Type every record exactly as it appears.
┌────────
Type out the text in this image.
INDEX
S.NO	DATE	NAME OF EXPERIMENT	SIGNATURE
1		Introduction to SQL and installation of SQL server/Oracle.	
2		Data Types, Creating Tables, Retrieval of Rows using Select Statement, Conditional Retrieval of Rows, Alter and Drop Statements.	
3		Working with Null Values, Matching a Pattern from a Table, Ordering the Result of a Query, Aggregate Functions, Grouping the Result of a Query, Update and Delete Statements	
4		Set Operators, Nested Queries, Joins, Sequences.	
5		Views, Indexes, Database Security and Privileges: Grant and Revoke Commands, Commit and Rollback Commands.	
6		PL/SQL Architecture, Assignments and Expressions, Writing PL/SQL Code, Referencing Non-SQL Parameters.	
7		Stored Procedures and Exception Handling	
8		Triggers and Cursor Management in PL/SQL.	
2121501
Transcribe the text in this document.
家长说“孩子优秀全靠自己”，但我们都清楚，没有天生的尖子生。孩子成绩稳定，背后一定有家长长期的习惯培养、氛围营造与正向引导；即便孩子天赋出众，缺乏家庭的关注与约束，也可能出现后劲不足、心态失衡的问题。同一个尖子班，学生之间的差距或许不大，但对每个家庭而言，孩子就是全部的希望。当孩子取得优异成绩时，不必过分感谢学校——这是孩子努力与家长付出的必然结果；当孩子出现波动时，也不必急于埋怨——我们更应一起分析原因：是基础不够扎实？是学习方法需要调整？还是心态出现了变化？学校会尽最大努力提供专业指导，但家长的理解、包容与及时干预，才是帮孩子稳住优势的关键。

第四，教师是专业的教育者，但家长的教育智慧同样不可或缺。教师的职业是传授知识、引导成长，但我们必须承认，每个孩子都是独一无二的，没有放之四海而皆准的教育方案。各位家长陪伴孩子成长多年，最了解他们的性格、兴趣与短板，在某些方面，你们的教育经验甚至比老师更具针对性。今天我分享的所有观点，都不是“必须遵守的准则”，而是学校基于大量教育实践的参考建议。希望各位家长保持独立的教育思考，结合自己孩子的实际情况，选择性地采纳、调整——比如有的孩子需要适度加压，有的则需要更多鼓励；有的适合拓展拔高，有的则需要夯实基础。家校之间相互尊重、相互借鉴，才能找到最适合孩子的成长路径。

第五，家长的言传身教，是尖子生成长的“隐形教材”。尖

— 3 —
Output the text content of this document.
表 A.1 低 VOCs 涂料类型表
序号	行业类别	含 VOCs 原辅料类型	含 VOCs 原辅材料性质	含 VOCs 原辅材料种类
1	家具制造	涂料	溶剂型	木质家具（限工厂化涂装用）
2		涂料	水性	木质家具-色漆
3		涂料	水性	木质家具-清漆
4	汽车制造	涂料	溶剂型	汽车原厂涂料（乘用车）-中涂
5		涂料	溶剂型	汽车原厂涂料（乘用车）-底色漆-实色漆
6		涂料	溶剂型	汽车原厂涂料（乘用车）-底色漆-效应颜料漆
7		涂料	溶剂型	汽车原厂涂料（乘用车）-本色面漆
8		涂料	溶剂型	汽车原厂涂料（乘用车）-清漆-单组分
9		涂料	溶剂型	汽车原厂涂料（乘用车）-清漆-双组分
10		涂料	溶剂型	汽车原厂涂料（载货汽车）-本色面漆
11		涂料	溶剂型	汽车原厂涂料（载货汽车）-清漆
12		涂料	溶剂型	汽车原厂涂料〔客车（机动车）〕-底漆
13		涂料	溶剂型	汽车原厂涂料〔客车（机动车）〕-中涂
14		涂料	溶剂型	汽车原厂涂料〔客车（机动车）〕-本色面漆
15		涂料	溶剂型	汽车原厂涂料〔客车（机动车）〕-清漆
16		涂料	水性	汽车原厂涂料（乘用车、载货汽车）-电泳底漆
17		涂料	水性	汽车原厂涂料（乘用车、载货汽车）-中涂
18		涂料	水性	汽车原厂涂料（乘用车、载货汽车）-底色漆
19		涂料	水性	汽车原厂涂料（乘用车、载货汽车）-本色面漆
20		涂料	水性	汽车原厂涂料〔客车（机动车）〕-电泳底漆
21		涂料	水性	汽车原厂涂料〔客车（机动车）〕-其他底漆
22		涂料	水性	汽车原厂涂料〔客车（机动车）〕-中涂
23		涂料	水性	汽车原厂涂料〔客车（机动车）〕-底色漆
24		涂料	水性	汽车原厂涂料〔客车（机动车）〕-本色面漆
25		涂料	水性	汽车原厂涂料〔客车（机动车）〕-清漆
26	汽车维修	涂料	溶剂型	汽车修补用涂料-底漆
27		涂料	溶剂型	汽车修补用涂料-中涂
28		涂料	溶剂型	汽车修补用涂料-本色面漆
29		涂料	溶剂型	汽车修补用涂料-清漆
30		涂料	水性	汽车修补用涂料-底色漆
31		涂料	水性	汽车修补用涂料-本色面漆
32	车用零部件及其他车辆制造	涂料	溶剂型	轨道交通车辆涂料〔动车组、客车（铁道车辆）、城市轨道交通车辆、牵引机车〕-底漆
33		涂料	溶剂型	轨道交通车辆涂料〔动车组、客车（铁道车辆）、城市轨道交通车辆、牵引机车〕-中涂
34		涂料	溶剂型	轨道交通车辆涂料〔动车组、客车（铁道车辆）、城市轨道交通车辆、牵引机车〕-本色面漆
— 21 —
└────────
SOLVED EXERCISE
Type out the text in this image.
INDEX
S.NO	DATE	NAME OF EXPERIMENT	SIGNATURE
1		Introduction to SQL and installation of SQL server/Oracle.	
2		Data Types, Creating Tables, Retrieval of Rows using Select Statement, Conditional Retrieval of Rows, Alter and Drop Statements.	
3		Working with Null Values, Matching a Pattern from a Table, Ordering the Result of a Query, Aggregate Functions, Grouping the Result of a Query, Update and Delete Statements	
4		Set Operators, Nested Queries, Joins, Sequences.	
5		Views, Indexes, Database Security and Privileges: Grant and Revoke Commands, Commit and Rollback Commands.	
6		PL/SQL Architecture, Assignments and Expressions, Writing PL/SQL Code, Referencing Non-SQL Parameters.	
7		Stored Procedures and Exception Handling	
8		Triggers and Cursor Management in PL/SQL.	
2121501
Transcribe the text in this document.
家长说“孩子优秀全靠自己”，但我们都清楚，没有天生的尖子生。孩子成绩稳定，背后一定有家长长期的习惯培养、氛围营造与正向引导；即便孩子天赋出众，缺乏家庭的关注与约束，也可能出现后劲不足、心态失衡的问题。同一个尖子班，学生之间的差距或许不大，但对每个家庭而言，孩子就是全部的希望。当孩子取得优异成绩时，不必过分感谢学校——这是孩子努力与家长付出的必然结果；当孩子出现波动时，也不必急于埋怨——我们更应一起分析原因：是基础不够扎实？是学习方法需要调整？还是心态出现了变化？学校会尽最大努力提供专业指导，但家长的理解、包容与及时干预，才是帮孩子稳住优势的关键。

第四，教师是专业的教育者，但家长的教育智慧同样不可或缺。教师的职业是传授知识、引导成长，但我们必须承认，每个孩子都是独一无二的，没有放之四海而皆准的教育方案。各位家长陪伴孩子成长多年，最了解他们的性格、兴趣与短板，在某些方面，你们的教育经验甚至比老师更具针对性。今天我分享的所有观点，都不是“必须遵守的准则”，而是学校基于大量教育实践的参考建议。希望各位家长保持独立的教育思考，结合自己孩子的实际情况，选择性地采纳、调整——比如有的孩子需要适度加压，有的则需要更多鼓励；有的适合拓展拔高，有的则需要夯实基础。家校之间相互尊重、相互借鉴，才能找到最适合孩子的成长路径。

第五，家长的言传身教，是尖子生成长的“隐形教材”。尖

— 3 —
Output the text content of this document.
表 A.1 低 VOCs 涂料类型表
序号	行业类别	含 VOCs 原辅料类型	含 VOCs 原辅材料性质	含 VOCs 原辅材料种类
1	家具制造	涂料	溶剂型	木质家具（限工厂化涂装用）
2		涂料	水性	木质家具-色漆
3		涂料	水性	木质家具-清漆
4	汽车制造	涂料	溶剂型	汽车原厂涂料（乘用车）-中涂
5		涂料	溶剂型	汽车原厂涂料（乘用车）-底色漆-实色漆
6		涂料	溶剂型	汽车原厂涂料（乘用车）-底色漆-效应颜料漆
7		涂料	溶剂型	汽车原厂涂料（乘用车）-本色面漆
8		涂料	溶剂型	汽车原厂涂料（乘用车）-清漆-单组分
9		涂料	溶剂型	汽车原厂涂料（乘用车）-清漆-双组分
10		涂料	溶剂型	汽车原厂涂料（载货汽车）-本色面漆
11		涂料	溶剂型	汽车原厂涂料（载货汽车）-清漆
12		涂料	溶剂型	汽车原厂涂料〔客车（机动车）〕-底漆
13		涂料	溶剂型	汽车原厂涂料〔客车（机动车）〕-中涂
14		涂料	溶剂型	汽车原厂涂料〔客车（机动车）〕-本色面漆
15		涂料	溶剂型	汽车原厂涂料〔客车（机动车）〕-清漆
16		涂料	水性	汽车原厂涂料（乘用车、载货汽车）-电泳底漆
17		涂料	水性	汽车原厂涂料（乘用车、载货汽车）-中涂
18		涂料	水性	汽车原厂涂料（乘用车、载货汽车）-底色漆
19		涂料	水性	汽车原厂涂料（乘用车、载货汽车）-本色面漆
20		涂料	水性	汽车原厂涂料〔客车（机动车）〕-电泳底漆
21		涂料	水性	汽车原厂涂料〔客车（机动车）〕-其他底漆
22		涂料	水性	汽车原厂涂料〔客车（机动车）〕-中涂
23		涂料	水性	汽车原厂涂料〔客车（机动车）〕-底色漆
24		涂料	水性	汽车原厂涂料〔客车（机动车）〕-本色面漆
25		涂料	水性	汽车原厂涂料〔客车（机动车）〕-清漆
26	汽车维修	涂料	溶剂型	汽车修补用涂料-底漆
27		涂料	溶剂型	汽车修补用涂料-中涂
28		涂料	溶剂型	汽车修补用涂料-本色面漆
29		涂料	溶剂型	汽车修补用涂料-清漆
30		涂料	水性	汽车修补用涂料-底色漆
31		涂料	水性	汽车修补用涂料-本色面漆
32	车用零部件及其他车辆制造	涂料	溶剂型	轨道交通车辆涂料〔动车组、客车（铁道车辆）、城市轨道交通车辆、牵引机车〕-底漆
33		涂料	溶剂型	轨道交通车辆涂料〔动车组、客车（铁道车辆）、城市轨道交通车辆、牵引机车〕-中涂
34		涂料	溶剂型	轨道交通车辆涂料〔动车组、客车（铁道车辆）、城市轨道交通车辆、牵引机车〕-本色面漆
— 21 —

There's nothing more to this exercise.